start DATASET RECORDS
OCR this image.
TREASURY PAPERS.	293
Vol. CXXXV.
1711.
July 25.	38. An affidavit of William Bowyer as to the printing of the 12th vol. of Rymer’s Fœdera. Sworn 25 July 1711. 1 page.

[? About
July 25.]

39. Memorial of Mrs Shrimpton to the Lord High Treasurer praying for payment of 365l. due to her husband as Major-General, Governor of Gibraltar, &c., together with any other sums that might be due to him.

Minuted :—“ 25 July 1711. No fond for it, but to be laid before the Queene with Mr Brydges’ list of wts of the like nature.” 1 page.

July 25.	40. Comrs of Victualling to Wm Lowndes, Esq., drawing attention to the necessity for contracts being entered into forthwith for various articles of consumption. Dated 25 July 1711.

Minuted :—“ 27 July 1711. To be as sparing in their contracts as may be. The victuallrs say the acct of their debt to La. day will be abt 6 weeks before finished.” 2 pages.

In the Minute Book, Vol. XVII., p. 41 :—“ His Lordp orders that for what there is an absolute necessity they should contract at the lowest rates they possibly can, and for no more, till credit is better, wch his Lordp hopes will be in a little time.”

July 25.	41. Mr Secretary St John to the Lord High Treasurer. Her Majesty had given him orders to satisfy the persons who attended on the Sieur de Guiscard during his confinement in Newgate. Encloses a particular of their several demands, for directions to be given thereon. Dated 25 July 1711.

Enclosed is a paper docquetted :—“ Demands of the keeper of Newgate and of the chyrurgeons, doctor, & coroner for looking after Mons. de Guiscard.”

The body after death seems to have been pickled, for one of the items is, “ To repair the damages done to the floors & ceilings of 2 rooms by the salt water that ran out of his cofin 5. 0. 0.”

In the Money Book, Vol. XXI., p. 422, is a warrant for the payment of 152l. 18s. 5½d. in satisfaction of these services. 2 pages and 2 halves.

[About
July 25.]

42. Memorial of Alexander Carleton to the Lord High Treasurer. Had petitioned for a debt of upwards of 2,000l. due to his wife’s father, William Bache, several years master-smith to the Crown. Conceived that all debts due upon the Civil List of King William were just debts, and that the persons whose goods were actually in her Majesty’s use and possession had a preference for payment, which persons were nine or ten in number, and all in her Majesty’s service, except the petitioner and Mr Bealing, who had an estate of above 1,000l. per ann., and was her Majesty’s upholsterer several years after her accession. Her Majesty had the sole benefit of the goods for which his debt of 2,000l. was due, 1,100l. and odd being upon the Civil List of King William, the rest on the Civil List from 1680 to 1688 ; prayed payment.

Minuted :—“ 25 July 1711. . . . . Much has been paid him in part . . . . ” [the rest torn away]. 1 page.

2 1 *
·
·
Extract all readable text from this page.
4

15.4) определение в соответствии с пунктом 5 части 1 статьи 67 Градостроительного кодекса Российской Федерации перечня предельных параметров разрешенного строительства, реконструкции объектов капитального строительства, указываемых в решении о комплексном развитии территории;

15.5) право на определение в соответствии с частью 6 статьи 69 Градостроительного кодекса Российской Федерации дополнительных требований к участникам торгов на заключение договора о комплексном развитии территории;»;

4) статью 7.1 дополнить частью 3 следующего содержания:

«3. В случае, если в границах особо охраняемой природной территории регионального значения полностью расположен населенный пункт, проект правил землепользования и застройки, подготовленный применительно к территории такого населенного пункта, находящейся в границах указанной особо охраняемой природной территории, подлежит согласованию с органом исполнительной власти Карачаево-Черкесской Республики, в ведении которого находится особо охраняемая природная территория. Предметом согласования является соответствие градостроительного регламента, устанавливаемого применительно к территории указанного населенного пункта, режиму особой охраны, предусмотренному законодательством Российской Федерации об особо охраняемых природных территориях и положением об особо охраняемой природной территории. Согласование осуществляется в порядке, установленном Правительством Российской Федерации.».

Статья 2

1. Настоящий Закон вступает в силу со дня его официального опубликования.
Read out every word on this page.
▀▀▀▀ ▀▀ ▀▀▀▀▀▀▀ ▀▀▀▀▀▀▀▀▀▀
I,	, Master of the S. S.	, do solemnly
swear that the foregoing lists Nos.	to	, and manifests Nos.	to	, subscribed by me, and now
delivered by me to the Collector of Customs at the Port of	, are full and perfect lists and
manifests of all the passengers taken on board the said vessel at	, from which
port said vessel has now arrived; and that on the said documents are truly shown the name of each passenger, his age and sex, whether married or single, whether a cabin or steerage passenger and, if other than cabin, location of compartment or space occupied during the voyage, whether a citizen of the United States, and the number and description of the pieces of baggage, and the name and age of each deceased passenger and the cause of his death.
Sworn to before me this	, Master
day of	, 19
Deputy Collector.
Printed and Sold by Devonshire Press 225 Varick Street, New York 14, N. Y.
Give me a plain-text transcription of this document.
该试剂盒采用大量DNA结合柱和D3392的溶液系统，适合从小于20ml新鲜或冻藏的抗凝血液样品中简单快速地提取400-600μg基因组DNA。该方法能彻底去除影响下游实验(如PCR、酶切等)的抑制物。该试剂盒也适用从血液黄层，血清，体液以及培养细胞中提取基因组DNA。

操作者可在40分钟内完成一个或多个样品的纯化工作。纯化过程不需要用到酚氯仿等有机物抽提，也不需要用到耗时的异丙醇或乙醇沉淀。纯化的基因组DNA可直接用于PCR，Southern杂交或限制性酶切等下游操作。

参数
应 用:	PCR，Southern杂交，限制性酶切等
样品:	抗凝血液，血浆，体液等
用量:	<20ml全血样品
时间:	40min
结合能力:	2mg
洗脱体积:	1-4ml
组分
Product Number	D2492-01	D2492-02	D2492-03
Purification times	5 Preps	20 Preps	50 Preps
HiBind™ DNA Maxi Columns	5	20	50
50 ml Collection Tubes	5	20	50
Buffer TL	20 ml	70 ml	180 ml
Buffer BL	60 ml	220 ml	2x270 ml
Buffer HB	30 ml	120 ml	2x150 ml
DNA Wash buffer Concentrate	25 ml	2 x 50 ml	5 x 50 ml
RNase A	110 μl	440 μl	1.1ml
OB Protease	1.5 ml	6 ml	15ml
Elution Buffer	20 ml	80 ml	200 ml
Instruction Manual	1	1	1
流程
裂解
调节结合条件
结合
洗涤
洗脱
end DATASET RECORDS
* PROBLEM DETAILS: Identify all lines in the records above with the word "lists".

* RESULT BELOW:
swear that the foregoing lists Nos.	to	, and manifests Nos.	to	, subscribed by me, and now
delivered by me to the Collector of Customs at the Port of	, are full and perfect lists and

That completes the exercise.